Objective: Please write out every one of the entries below line for line, with no changes.

Start Extracted records

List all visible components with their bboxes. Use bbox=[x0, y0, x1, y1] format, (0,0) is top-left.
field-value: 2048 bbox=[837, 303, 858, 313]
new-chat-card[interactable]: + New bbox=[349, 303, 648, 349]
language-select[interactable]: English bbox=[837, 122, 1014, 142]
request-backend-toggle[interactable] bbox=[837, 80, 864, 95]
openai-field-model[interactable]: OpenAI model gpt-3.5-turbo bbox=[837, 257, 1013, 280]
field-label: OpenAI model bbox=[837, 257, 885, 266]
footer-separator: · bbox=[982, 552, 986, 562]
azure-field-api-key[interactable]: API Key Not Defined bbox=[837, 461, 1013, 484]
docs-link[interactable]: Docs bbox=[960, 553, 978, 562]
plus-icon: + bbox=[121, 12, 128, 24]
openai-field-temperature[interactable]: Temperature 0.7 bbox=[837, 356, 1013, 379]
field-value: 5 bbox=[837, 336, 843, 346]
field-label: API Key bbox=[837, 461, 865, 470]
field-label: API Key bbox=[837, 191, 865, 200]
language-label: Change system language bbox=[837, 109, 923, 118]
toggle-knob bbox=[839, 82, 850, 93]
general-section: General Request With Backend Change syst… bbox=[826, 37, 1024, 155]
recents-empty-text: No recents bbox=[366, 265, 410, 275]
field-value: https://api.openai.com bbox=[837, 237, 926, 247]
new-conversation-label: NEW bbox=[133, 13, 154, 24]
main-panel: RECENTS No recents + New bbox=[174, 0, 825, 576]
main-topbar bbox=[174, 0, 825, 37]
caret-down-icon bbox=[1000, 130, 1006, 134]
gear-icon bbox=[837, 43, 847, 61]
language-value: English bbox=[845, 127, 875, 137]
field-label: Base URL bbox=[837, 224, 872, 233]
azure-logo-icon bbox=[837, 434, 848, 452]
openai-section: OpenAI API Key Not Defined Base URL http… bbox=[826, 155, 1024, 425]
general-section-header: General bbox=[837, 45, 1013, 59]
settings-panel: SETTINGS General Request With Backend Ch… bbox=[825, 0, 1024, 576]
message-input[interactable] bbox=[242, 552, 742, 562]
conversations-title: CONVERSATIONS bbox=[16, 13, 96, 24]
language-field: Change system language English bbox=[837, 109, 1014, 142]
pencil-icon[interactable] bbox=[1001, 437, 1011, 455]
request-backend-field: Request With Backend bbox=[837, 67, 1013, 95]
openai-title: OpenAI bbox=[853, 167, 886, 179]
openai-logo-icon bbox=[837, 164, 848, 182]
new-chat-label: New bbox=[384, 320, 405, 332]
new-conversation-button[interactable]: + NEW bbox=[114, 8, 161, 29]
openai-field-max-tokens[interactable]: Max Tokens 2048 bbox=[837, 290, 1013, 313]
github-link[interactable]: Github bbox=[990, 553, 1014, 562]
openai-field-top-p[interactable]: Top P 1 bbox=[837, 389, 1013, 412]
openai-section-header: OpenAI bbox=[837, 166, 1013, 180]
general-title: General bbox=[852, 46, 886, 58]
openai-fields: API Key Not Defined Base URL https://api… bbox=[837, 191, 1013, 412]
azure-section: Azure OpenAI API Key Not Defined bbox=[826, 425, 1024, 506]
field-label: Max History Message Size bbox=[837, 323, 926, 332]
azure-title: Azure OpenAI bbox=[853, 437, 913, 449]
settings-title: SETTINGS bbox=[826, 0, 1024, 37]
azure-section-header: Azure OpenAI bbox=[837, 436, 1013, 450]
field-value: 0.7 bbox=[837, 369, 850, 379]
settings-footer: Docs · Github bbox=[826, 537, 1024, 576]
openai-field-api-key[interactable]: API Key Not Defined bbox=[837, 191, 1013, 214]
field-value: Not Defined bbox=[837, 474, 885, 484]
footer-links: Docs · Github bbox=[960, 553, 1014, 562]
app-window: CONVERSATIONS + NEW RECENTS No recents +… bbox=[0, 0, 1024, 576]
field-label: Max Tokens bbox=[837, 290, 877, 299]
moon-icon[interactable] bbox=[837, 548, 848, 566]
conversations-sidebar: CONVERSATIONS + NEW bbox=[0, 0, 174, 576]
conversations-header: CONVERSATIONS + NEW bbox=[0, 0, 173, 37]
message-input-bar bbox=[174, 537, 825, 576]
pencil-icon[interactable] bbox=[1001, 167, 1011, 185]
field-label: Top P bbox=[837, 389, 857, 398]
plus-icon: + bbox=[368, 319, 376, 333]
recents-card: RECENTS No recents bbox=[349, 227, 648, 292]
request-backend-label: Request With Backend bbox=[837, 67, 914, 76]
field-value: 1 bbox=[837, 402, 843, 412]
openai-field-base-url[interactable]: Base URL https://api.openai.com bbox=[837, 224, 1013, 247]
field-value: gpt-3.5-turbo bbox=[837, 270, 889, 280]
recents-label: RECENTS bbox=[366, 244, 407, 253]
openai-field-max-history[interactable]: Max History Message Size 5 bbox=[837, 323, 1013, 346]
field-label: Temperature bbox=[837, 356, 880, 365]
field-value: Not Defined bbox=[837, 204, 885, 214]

End Extracted records

Finished task:
List all visible components with their bboxes. Use bbox=[x0, y0, x1, y1] format, (0,0) is top-left.
field-value: 2048 bbox=[837, 303, 858, 313]
new-chat-card[interactable]: + New bbox=[349, 303, 648, 349]
language-select[interactable]: English bbox=[837, 122, 1014, 142]
request-backend-toggle[interactable] bbox=[837, 80, 864, 95]
openai-field-model[interactable]: OpenAI model gpt-3.5-turbo bbox=[837, 257, 1013, 280]
field-label: OpenAI model bbox=[837, 257, 885, 266]
footer-separator: · bbox=[982, 552, 986, 562]
azure-field-api-key[interactable]: API Key Not Defined bbox=[837, 461, 1013, 484]
docs-link[interactable]: Docs bbox=[960, 553, 978, 562]
plus-icon: + bbox=[121, 12, 128, 24]
openai-field-temperature[interactable]: Temperature 0.7 bbox=[837, 356, 1013, 379]
field-value: 5 bbox=[837, 336, 843, 346]
field-label: API Key bbox=[837, 461, 865, 470]
field-label: API Key bbox=[837, 191, 865, 200]
language-label: Change system language bbox=[837, 109, 923, 118]
toggle-knob bbox=[839, 82, 850, 93]
general-section: General Request With Backend Change syst… bbox=[826, 37, 1024, 155]
recents-empty-text: No recents bbox=[366, 265, 410, 275]
field-value: https://api.openai.com bbox=[837, 237, 926, 247]
new-conversation-label: NEW bbox=[133, 13, 154, 24]
main-panel: RECENTS No recents + New bbox=[174, 0, 825, 576]
main-topbar bbox=[174, 0, 825, 37]
caret-down-icon bbox=[1000, 130, 1006, 134]
gear-icon bbox=[837, 43, 847, 61]
language-value: English bbox=[845, 127, 875, 137]
field-label: Base URL bbox=[837, 224, 872, 233]
azure-logo-icon bbox=[837, 434, 848, 452]
openai-section: OpenAI API Key Not Defined Base URL http… bbox=[826, 155, 1024, 425]
general-section-header: General bbox=[837, 45, 1013, 59]
settings-panel: SETTINGS General Request With Backend Ch… bbox=[825, 0, 1024, 576]
message-input[interactable] bbox=[242, 552, 742, 562]
conversations-title: CONVERSATIONS bbox=[16, 13, 96, 24]
language-field: Change system language English bbox=[837, 109, 1014, 142]
pencil-icon[interactable] bbox=[1001, 437, 1011, 455]
request-backend-field: Request With Backend bbox=[837, 67, 1013, 95]
openai-title: OpenAI bbox=[853, 167, 886, 179]
openai-logo-icon bbox=[837, 164, 848, 182]
new-chat-label: New bbox=[384, 320, 405, 332]
new-conversation-button[interactable]: + NEW bbox=[114, 8, 161, 29]
openai-field-max-tokens[interactable]: Max Tokens 2048 bbox=[837, 290, 1013, 313]
github-link[interactable]: Github bbox=[990, 553, 1014, 562]
openai-field-top-p[interactable]: Top P 1 bbox=[837, 389, 1013, 412]
openai-section-header: OpenAI bbox=[837, 166, 1013, 180]
general-title: General bbox=[852, 46, 886, 58]
openai-fields: API Key Not Defined Base URL https://api… bbox=[837, 191, 1013, 412]
azure-section: Azure OpenAI API Key Not Defined bbox=[826, 425, 1024, 506]
field-label: Max History Message Size bbox=[837, 323, 926, 332]
azure-title: Azure OpenAI bbox=[853, 437, 913, 449]
settings-title: SETTINGS bbox=[826, 0, 1024, 37]
azure-section-header: Azure OpenAI bbox=[837, 436, 1013, 450]
field-value: 0.7 bbox=[837, 369, 850, 379]
settings-footer: Docs · Github bbox=[826, 537, 1024, 576]
openai-field-api-key[interactable]: API Key Not Defined bbox=[837, 191, 1013, 214]
field-value: Not Defined bbox=[837, 474, 885, 484]
footer-links: Docs · Github bbox=[960, 553, 1014, 562]
app-window: CONVERSATIONS + NEW RECENTS No recents +… bbox=[0, 0, 1024, 576]
field-label: Max Tokens bbox=[837, 290, 877, 299]
moon-icon[interactable] bbox=[837, 548, 848, 566]
conversations-sidebar: CONVERSATIONS + NEW bbox=[0, 0, 174, 576]
conversations-header: CONVERSATIONS + NEW bbox=[0, 0, 173, 37]
message-input-bar bbox=[174, 537, 825, 576]
pencil-icon[interactable] bbox=[1001, 167, 1011, 185]
field-label: Top P bbox=[837, 389, 857, 398]
plus-icon: + bbox=[368, 319, 376, 333]
recents-card: RECENTS No recents bbox=[349, 227, 648, 292]
request-backend-label: Request With Backend bbox=[837, 67, 914, 76]
field-value: 1 bbox=[837, 402, 843, 412]
openai-field-base-url[interactable]: Base URL https://api.openai.com bbox=[837, 224, 1013, 247]
field-value: gpt-3.5-turbo bbox=[837, 270, 889, 280]
recents-label: RECENTS bbox=[366, 244, 407, 253]
openai-field-max-history[interactable]: Max History Message Size 5 bbox=[837, 323, 1013, 346]
field-label: Temperature bbox=[837, 356, 880, 365]
field-value: Not Defined bbox=[837, 204, 885, 214]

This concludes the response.